Exercise objective: From the entries below, copy every line holding the word "JSON".

Records shown:

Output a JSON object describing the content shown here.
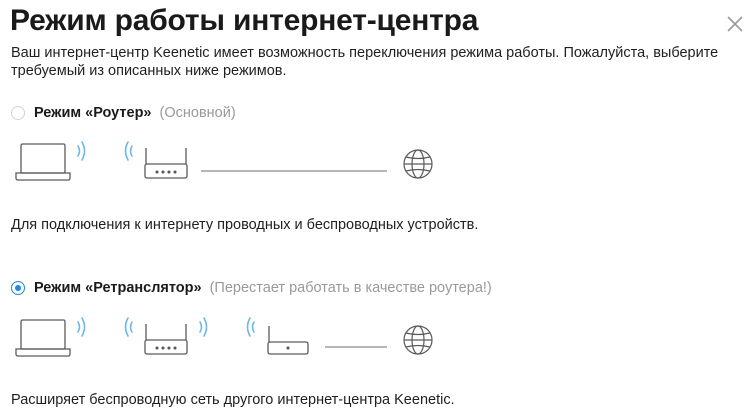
{
  "dialog": {
    "title": "Режим работы интернет-центра",
    "description": "Ваш интернет-центр Keenetic имеет возможность переключения режима работы. Пожалуйста, выберите требуемый из описанных ниже режимов.",
    "close_icon": "close-icon"
  },
  "colors": {
    "accent": "#1e88e5",
    "icon_stroke": "#5a5a5a",
    "wifi": "#6fb6ea",
    "muted_text": "#9a9a9a"
  },
  "modes": [
    {
      "label": "Режим «Роутер»",
      "note": "(Основной)",
      "selected": false,
      "description": "Для подключения к интернету проводных и беспроводных устройств."
    },
    {
      "label": "Режим «Ретранслятор»",
      "note": "(Перестает работать в качестве роутера!)",
      "selected": true,
      "description": "Расширяет беспроводную сеть другого интернет-центра Keenetic."
    }
  ]
}
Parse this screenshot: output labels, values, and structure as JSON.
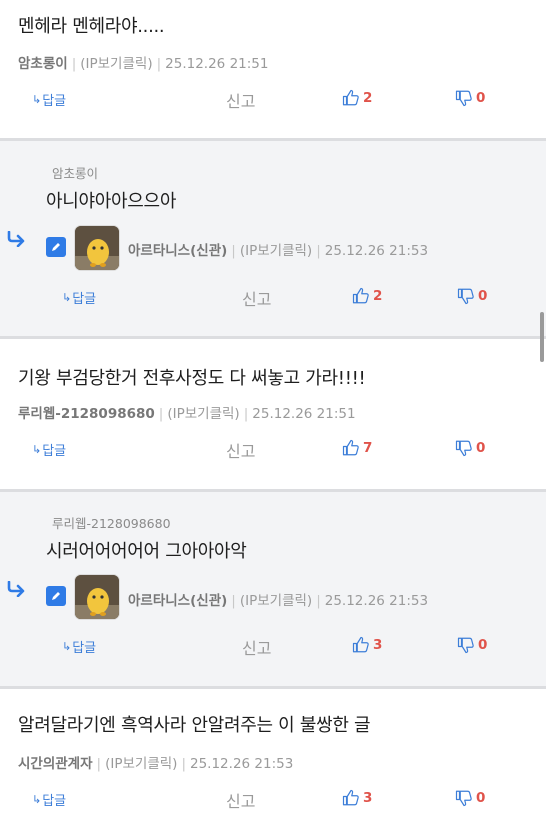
{
  "comments": [
    {
      "type": "top",
      "text": "멘헤라 멘헤라야.....",
      "author": "암초롱이",
      "ip": "(IP보기클릭)",
      "datetime": "25.12.26 21:51",
      "reply_label": "답글",
      "report_label": "신고",
      "likes": "2",
      "dislikes": "0"
    },
    {
      "type": "reply",
      "reply_to": "암초롱이",
      "text": "아니야아아으으아",
      "author": "아르타니스(신관)",
      "ip": "(IP보기클릭)",
      "datetime": "25.12.26 21:53",
      "reply_label": "답글",
      "report_label": "신고",
      "likes": "2",
      "dislikes": "0"
    },
    {
      "type": "top",
      "text": "기왕 부검당한거 전후사정도 다 써놓고 가라!!!!",
      "author": "루리웹-2128098680",
      "ip": "(IP보기클릭)",
      "datetime": "25.12.26 21:51",
      "reply_label": "답글",
      "report_label": "신고",
      "likes": "7",
      "dislikes": "0"
    },
    {
      "type": "reply",
      "reply_to": "루리웹-2128098680",
      "text": "시러어어어어어 그아아아악",
      "author": "아르타니스(신관)",
      "ip": "(IP보기클릭)",
      "datetime": "25.12.26 21:53",
      "reply_label": "답글",
      "report_label": "신고",
      "likes": "3",
      "dislikes": "0"
    },
    {
      "type": "top",
      "text": "알려달라기엔 흑역사라 안알려주는 이 불쌍한 글",
      "author": "시간의관계자",
      "ip": "(IP보기클릭)",
      "datetime": "25.12.26 21:53",
      "reply_label": "답글",
      "report_label": "신고",
      "likes": "3",
      "dislikes": "0"
    }
  ],
  "colors": {
    "accent": "#3d7ed8",
    "count": "#e0534a",
    "reply_background": "#f3f4f6",
    "edit_badge": "#2f7be6"
  },
  "icons": {
    "reply_action": "reply-arrow-icon",
    "like": "thumbs-up-icon",
    "dislike": "thumbs-down-icon",
    "reply_marker": "reply-indent-arrow-icon",
    "edit": "pencil-icon"
  }
}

Exercise result:
Output a JSON object describing the content shown here.
Parse this screenshot: output labels, values, and structure as JSON.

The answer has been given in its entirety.